WHAT THE TASK REQUIRES | Collect all lines containing the word "城市运营管理学院" from the data.

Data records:
● ● ● ●

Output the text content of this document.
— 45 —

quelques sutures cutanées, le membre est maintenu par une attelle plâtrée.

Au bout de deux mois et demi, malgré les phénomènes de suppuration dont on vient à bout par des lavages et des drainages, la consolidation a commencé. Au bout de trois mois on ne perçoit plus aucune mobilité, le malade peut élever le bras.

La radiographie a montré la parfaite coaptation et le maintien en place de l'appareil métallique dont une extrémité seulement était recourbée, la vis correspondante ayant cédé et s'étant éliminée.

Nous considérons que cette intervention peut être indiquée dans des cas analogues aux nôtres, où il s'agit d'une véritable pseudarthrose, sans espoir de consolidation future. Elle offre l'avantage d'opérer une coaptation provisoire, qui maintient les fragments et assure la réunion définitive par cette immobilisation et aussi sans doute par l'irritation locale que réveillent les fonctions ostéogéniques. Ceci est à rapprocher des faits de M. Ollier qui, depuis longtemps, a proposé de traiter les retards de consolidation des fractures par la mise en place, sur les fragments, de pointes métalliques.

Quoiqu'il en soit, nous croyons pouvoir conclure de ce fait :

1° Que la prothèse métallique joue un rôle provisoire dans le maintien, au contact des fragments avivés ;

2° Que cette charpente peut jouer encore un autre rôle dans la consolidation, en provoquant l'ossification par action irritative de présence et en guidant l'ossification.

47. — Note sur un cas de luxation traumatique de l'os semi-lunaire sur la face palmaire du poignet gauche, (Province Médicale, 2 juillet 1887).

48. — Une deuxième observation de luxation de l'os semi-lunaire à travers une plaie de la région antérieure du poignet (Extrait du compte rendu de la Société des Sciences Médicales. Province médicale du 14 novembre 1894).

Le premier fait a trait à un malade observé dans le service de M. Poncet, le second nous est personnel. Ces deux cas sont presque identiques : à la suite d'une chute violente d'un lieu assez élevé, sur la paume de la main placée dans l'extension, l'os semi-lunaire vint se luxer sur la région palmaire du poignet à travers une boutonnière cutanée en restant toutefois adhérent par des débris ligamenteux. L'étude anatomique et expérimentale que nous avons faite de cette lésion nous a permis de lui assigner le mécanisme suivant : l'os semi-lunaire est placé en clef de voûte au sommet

● ● ● ●

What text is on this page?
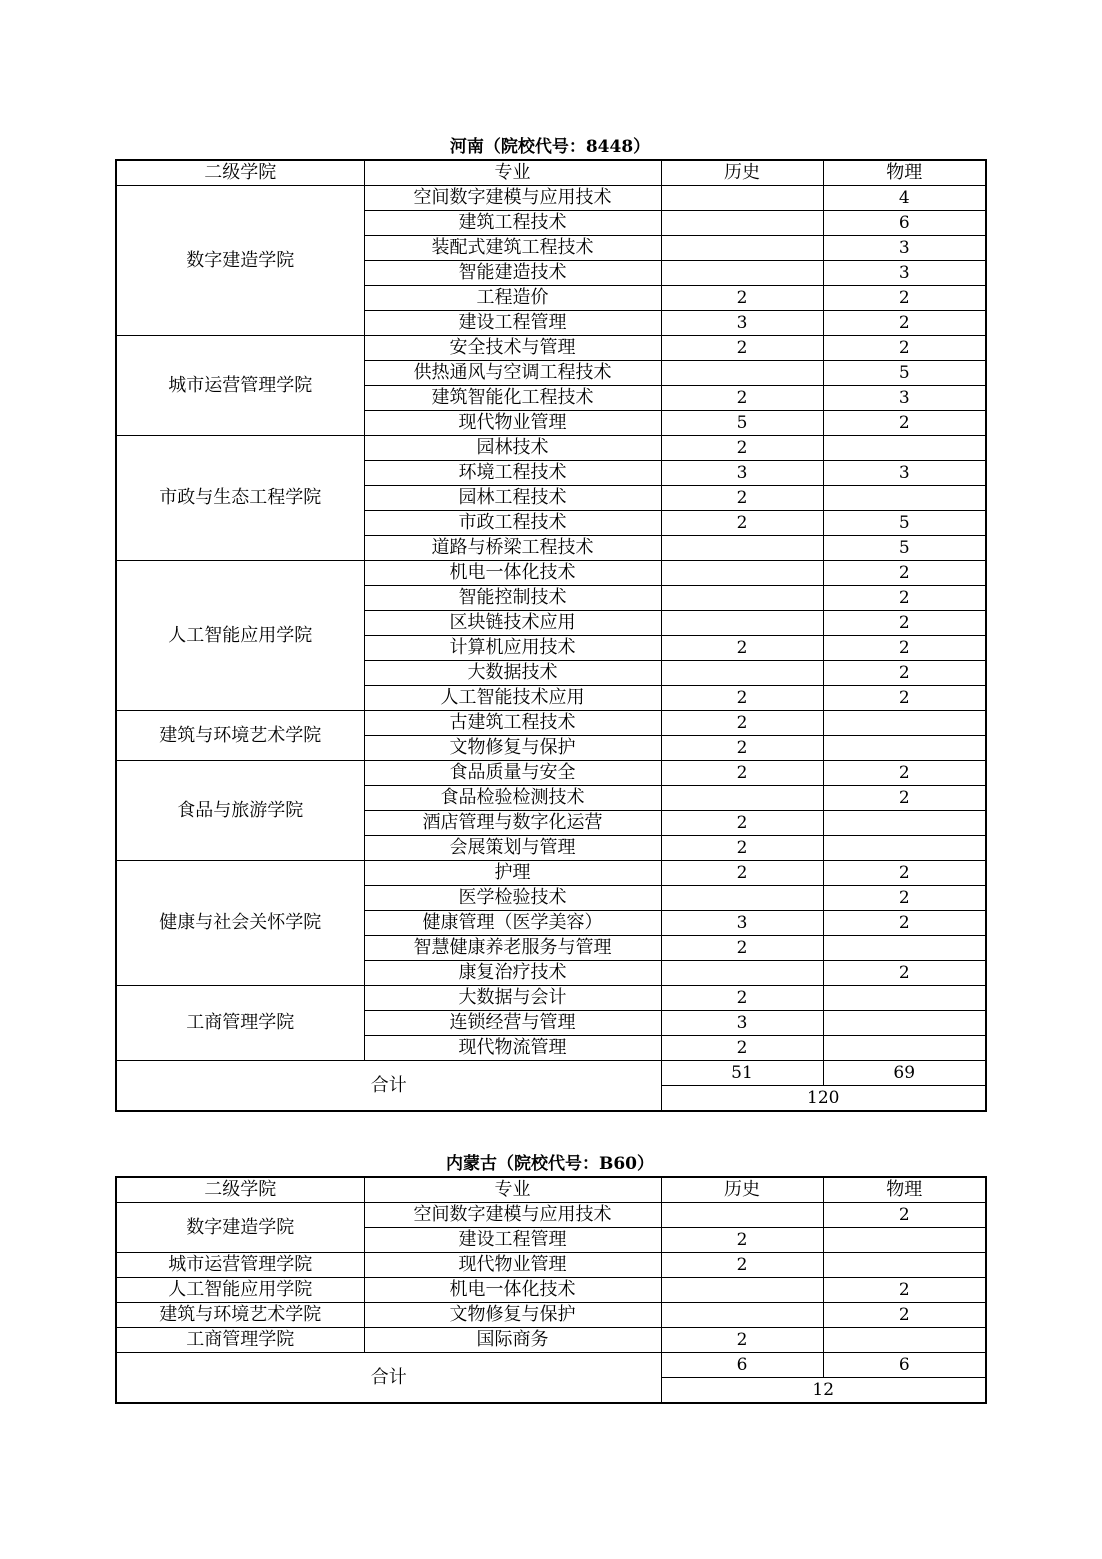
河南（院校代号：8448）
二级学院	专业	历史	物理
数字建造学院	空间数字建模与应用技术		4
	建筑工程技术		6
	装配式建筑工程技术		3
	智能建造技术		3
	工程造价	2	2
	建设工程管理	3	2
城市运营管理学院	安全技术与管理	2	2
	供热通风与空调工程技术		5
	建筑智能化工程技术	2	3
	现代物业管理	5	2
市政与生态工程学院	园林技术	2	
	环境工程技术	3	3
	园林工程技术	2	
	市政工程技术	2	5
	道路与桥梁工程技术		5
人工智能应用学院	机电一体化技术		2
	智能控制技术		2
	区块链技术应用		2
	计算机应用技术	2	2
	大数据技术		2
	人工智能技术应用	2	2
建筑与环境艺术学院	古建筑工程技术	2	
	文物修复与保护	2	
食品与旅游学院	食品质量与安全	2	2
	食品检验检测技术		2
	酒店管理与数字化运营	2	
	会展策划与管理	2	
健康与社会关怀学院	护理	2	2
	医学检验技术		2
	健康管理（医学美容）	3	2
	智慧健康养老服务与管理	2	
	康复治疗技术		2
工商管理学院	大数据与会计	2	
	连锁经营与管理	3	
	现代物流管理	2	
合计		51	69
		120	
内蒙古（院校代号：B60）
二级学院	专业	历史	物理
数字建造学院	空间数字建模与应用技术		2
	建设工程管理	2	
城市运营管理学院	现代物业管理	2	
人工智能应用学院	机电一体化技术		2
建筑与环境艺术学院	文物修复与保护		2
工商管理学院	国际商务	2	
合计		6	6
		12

● ● ● ●

RESPONSE BELOW |
城市运营管理学院	安全技术与管理	2	2
城市运营管理学院	现代物业管理	2	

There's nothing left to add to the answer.